Directions: Repeat every record below exactly, leaving out the pictures.

Data entries:
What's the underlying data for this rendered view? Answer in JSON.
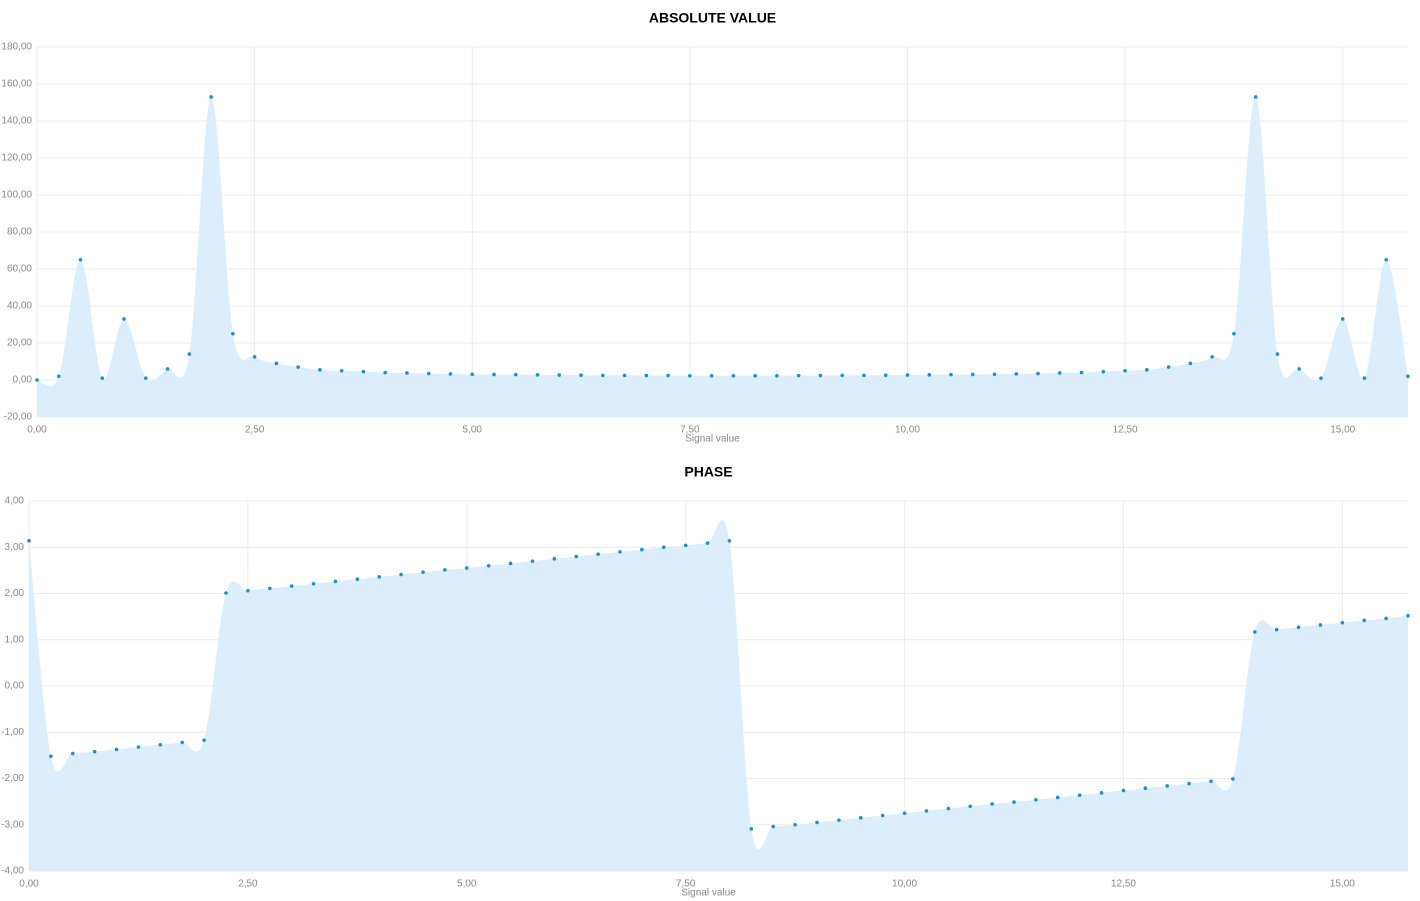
{
  "chart_data": [
    {
      "type": "area",
      "title": "ABSOLUTE VALUE",
      "xlabel": "Signal value",
      "x": [
        0,
        0.25,
        0.5,
        0.75,
        1,
        1.25,
        1.5,
        1.75,
        2,
        2.25,
        2.5,
        2.75,
        3,
        3.25,
        3.5,
        3.75,
        4,
        4.25,
        4.5,
        4.75,
        5,
        5.25,
        5.5,
        5.75,
        6,
        6.25,
        6.5,
        6.75,
        7,
        7.25,
        7.5,
        7.75,
        8,
        8.25,
        8.5,
        8.75,
        9,
        9.25,
        9.5,
        9.75,
        10,
        10.25,
        10.5,
        10.75,
        11,
        11.25,
        11.5,
        11.75,
        12,
        12.25,
        12.5,
        12.75,
        13,
        13.25,
        13.5,
        13.75,
        14,
        14.25,
        14.5,
        14.75,
        15,
        15.25,
        15.5,
        15.75
      ],
      "values": [
        0,
        2,
        65,
        1,
        33,
        1,
        6,
        14,
        153,
        25,
        12.5,
        9,
        7,
        5.5,
        5,
        4.5,
        4,
        3.8,
        3.5,
        3.3,
        3.1,
        3,
        2.9,
        2.8,
        2.7,
        2.6,
        2.5,
        2.5,
        2.4,
        2.4,
        2.3,
        2.3,
        2.3,
        2.3,
        2.3,
        2.4,
        2.4,
        2.5,
        2.5,
        2.6,
        2.7,
        2.8,
        2.9,
        3,
        3.1,
        3.3,
        3.5,
        3.8,
        4,
        4.5,
        5,
        5.5,
        7,
        9,
        12.5,
        25,
        153,
        14,
        6,
        1,
        33,
        1,
        65,
        2
      ],
      "color": "#1a8fd6",
      "fill": "#dcedfc",
      "grid": true,
      "xlim": [
        0,
        15.75
      ],
      "xticks": [
        {
          "value": 0,
          "label": "0,00"
        },
        {
          "value": 2.5,
          "label": "2,50"
        },
        {
          "value": 5,
          "label": "5,00"
        },
        {
          "value": 7.5,
          "label": "7,50"
        },
        {
          "value": 10,
          "label": "10,00"
        },
        {
          "value": 12.5,
          "label": "12,50"
        },
        {
          "value": 15,
          "label": "15,00"
        }
      ],
      "ylim": [
        -20,
        180
      ],
      "yticks": [
        {
          "value": -20,
          "label": "-20,00"
        },
        {
          "value": 0,
          "label": "0,00"
        },
        {
          "value": 20,
          "label": "20,00"
        },
        {
          "value": 40,
          "label": "40,00"
        },
        {
          "value": 60,
          "label": "60,00"
        },
        {
          "value": 80,
          "label": "80,00"
        },
        {
          "value": 100,
          "label": "100,00"
        },
        {
          "value": 120,
          "label": "120,00"
        },
        {
          "value": 140,
          "label": "140,00"
        },
        {
          "value": 160,
          "label": "160,00"
        },
        {
          "value": 180,
          "label": "180,00"
        }
      ]
    },
    {
      "type": "area",
      "title": "PHASE",
      "xlabel": "Signal value",
      "x": [
        0,
        0.25,
        0.5,
        0.75,
        1,
        1.25,
        1.5,
        1.75,
        2,
        2.25,
        2.5,
        2.75,
        3,
        3.25,
        3.5,
        3.75,
        4,
        4.25,
        4.5,
        4.75,
        5,
        5.25,
        5.5,
        5.75,
        6,
        6.25,
        6.5,
        6.75,
        7,
        7.25,
        7.5,
        7.75,
        8,
        8.25,
        8.5,
        8.75,
        9,
        9.25,
        9.5,
        9.75,
        10,
        10.25,
        10.5,
        10.75,
        11,
        11.25,
        11.5,
        11.75,
        12,
        12.25,
        12.5,
        12.75,
        13,
        13.25,
        13.5,
        13.75,
        14,
        14.25,
        14.5,
        14.75,
        15,
        15.25,
        15.5,
        15.75
      ],
      "values": [
        3.14,
        -1.52,
        -1.46,
        -1.42,
        -1.37,
        -1.32,
        -1.27,
        -1.22,
        -1.17,
        2.01,
        2.06,
        2.11,
        2.16,
        2.21,
        2.26,
        2.31,
        2.36,
        2.41,
        2.46,
        2.51,
        2.55,
        2.6,
        2.65,
        2.7,
        2.75,
        2.8,
        2.85,
        2.9,
        2.95,
        3,
        3.04,
        3.09,
        3.14,
        -3.09,
        -3.04,
        -3,
        -2.95,
        -2.9,
        -2.85,
        -2.8,
        -2.75,
        -2.7,
        -2.65,
        -2.6,
        -2.55,
        -2.51,
        -2.46,
        -2.41,
        -2.36,
        -2.31,
        -2.26,
        -2.21,
        -2.16,
        -2.11,
        -2.06,
        -2.01,
        1.17,
        1.22,
        1.27,
        1.32,
        1.37,
        1.42,
        1.46,
        1.52
      ],
      "color": "#1a8fd6",
      "fill": "#dcedfc",
      "grid": true,
      "xlim": [
        0,
        15.75
      ],
      "xticks": [
        {
          "value": 0,
          "label": "0,00"
        },
        {
          "value": 2.5,
          "label": "2,50"
        },
        {
          "value": 5,
          "label": "5,00"
        },
        {
          "value": 7.5,
          "label": "7,50"
        },
        {
          "value": 10,
          "label": "10,00"
        },
        {
          "value": 12.5,
          "label": "12,50"
        },
        {
          "value": 15,
          "label": "15,00"
        }
      ],
      "ylim": [
        -4,
        4
      ],
      "yticks": [
        {
          "value": -4,
          "label": "-4,00"
        },
        {
          "value": -3,
          "label": "-3,00"
        },
        {
          "value": -2,
          "label": "-2,00"
        },
        {
          "value": -1,
          "label": "-1,00"
        },
        {
          "value": 0,
          "label": "0,00"
        },
        {
          "value": 1,
          "label": "1,00"
        },
        {
          "value": 2,
          "label": "2,00"
        },
        {
          "value": 3,
          "label": "3,00"
        },
        {
          "value": 4,
          "label": "4,00"
        }
      ]
    }
  ]
}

The result:
What's the underlying data for this rendered view? Answer in JSON.
{
  "chart_data": [
    {
      "type": "area",
      "title": "ABSOLUTE VALUE",
      "xlabel": "Signal value",
      "x": [
        0,
        0.25,
        0.5,
        0.75,
        1,
        1.25,
        1.5,
        1.75,
        2,
        2.25,
        2.5,
        2.75,
        3,
        3.25,
        3.5,
        3.75,
        4,
        4.25,
        4.5,
        4.75,
        5,
        5.25,
        5.5,
        5.75,
        6,
        6.25,
        6.5,
        6.75,
        7,
        7.25,
        7.5,
        7.75,
        8,
        8.25,
        8.5,
        8.75,
        9,
        9.25,
        9.5,
        9.75,
        10,
        10.25,
        10.5,
        10.75,
        11,
        11.25,
        11.5,
        11.75,
        12,
        12.25,
        12.5,
        12.75,
        13,
        13.25,
        13.5,
        13.75,
        14,
        14.25,
        14.5,
        14.75,
        15,
        15.25,
        15.5,
        15.75
      ],
      "values": [
        0,
        2,
        65,
        1,
        33,
        1,
        6,
        14,
        153,
        25,
        12.5,
        9,
        7,
        5.5,
        5,
        4.5,
        4,
        3.8,
        3.5,
        3.3,
        3.1,
        3,
        2.9,
        2.8,
        2.7,
        2.6,
        2.5,
        2.5,
        2.4,
        2.4,
        2.3,
        2.3,
        2.3,
        2.3,
        2.3,
        2.4,
        2.4,
        2.5,
        2.5,
        2.6,
        2.7,
        2.8,
        2.9,
        3,
        3.1,
        3.3,
        3.5,
        3.8,
        4,
        4.5,
        5,
        5.5,
        7,
        9,
        12.5,
        25,
        153,
        14,
        6,
        1,
        33,
        1,
        65,
        2
      ],
      "color": "#1a8fd6",
      "fill": "#dcedfc",
      "grid": true,
      "xlim": [
        0,
        15.75
      ],
      "xticks": [
        {
          "value": 0,
          "label": "0,00"
        },
        {
          "value": 2.5,
          "label": "2,50"
        },
        {
          "value": 5,
          "label": "5,00"
        },
        {
          "value": 7.5,
          "label": "7,50"
        },
        {
          "value": 10,
          "label": "10,00"
        },
        {
          "value": 12.5,
          "label": "12,50"
        },
        {
          "value": 15,
          "label": "15,00"
        }
      ],
      "ylim": [
        -20,
        180
      ],
      "yticks": [
        {
          "value": -20,
          "label": "-20,00"
        },
        {
          "value": 0,
          "label": "0,00"
        },
        {
          "value": 20,
          "label": "20,00"
        },
        {
          "value": 40,
          "label": "40,00"
        },
        {
          "value": 60,
          "label": "60,00"
        },
        {
          "value": 80,
          "label": "80,00"
        },
        {
          "value": 100,
          "label": "100,00"
        },
        {
          "value": 120,
          "label": "120,00"
        },
        {
          "value": 140,
          "label": "140,00"
        },
        {
          "value": 160,
          "label": "160,00"
        },
        {
          "value": 180,
          "label": "180,00"
        }
      ]
    },
    {
      "type": "area",
      "title": "PHASE",
      "xlabel": "Signal value",
      "x": [
        0,
        0.25,
        0.5,
        0.75,
        1,
        1.25,
        1.5,
        1.75,
        2,
        2.25,
        2.5,
        2.75,
        3,
        3.25,
        3.5,
        3.75,
        4,
        4.25,
        4.5,
        4.75,
        5,
        5.25,
        5.5,
        5.75,
        6,
        6.25,
        6.5,
        6.75,
        7,
        7.25,
        7.5,
        7.75,
        8,
        8.25,
        8.5,
        8.75,
        9,
        9.25,
        9.5,
        9.75,
        10,
        10.25,
        10.5,
        10.75,
        11,
        11.25,
        11.5,
        11.75,
        12,
        12.25,
        12.5,
        12.75,
        13,
        13.25,
        13.5,
        13.75,
        14,
        14.25,
        14.5,
        14.75,
        15,
        15.25,
        15.5,
        15.75
      ],
      "values": [
        3.14,
        -1.52,
        -1.46,
        -1.42,
        -1.37,
        -1.32,
        -1.27,
        -1.22,
        -1.17,
        2.01,
        2.06,
        2.11,
        2.16,
        2.21,
        2.26,
        2.31,
        2.36,
        2.41,
        2.46,
        2.51,
        2.55,
        2.6,
        2.65,
        2.7,
        2.75,
        2.8,
        2.85,
        2.9,
        2.95,
        3,
        3.04,
        3.09,
        3.14,
        -3.09,
        -3.04,
        -3,
        -2.95,
        -2.9,
        -2.85,
        -2.8,
        -2.75,
        -2.7,
        -2.65,
        -2.6,
        -2.55,
        -2.51,
        -2.46,
        -2.41,
        -2.36,
        -2.31,
        -2.26,
        -2.21,
        -2.16,
        -2.11,
        -2.06,
        -2.01,
        1.17,
        1.22,
        1.27,
        1.32,
        1.37,
        1.42,
        1.46,
        1.52
      ],
      "color": "#1a8fd6",
      "fill": "#dcedfc",
      "grid": true,
      "xlim": [
        0,
        15.75
      ],
      "xticks": [
        {
          "value": 0,
          "label": "0,00"
        },
        {
          "value": 2.5,
          "label": "2,50"
        },
        {
          "value": 5,
          "label": "5,00"
        },
        {
          "value": 7.5,
          "label": "7,50"
        },
        {
          "value": 10,
          "label": "10,00"
        },
        {
          "value": 12.5,
          "label": "12,50"
        },
        {
          "value": 15,
          "label": "15,00"
        }
      ],
      "ylim": [
        -4,
        4
      ],
      "yticks": [
        {
          "value": -4,
          "label": "-4,00"
        },
        {
          "value": -3,
          "label": "-3,00"
        },
        {
          "value": -2,
          "label": "-2,00"
        },
        {
          "value": -1,
          "label": "-1,00"
        },
        {
          "value": 0,
          "label": "0,00"
        },
        {
          "value": 1,
          "label": "1,00"
        },
        {
          "value": 2,
          "label": "2,00"
        },
        {
          "value": 3,
          "label": "3,00"
        },
        {
          "value": 4,
          "label": "4,00"
        }
      ]
    }
  ]
}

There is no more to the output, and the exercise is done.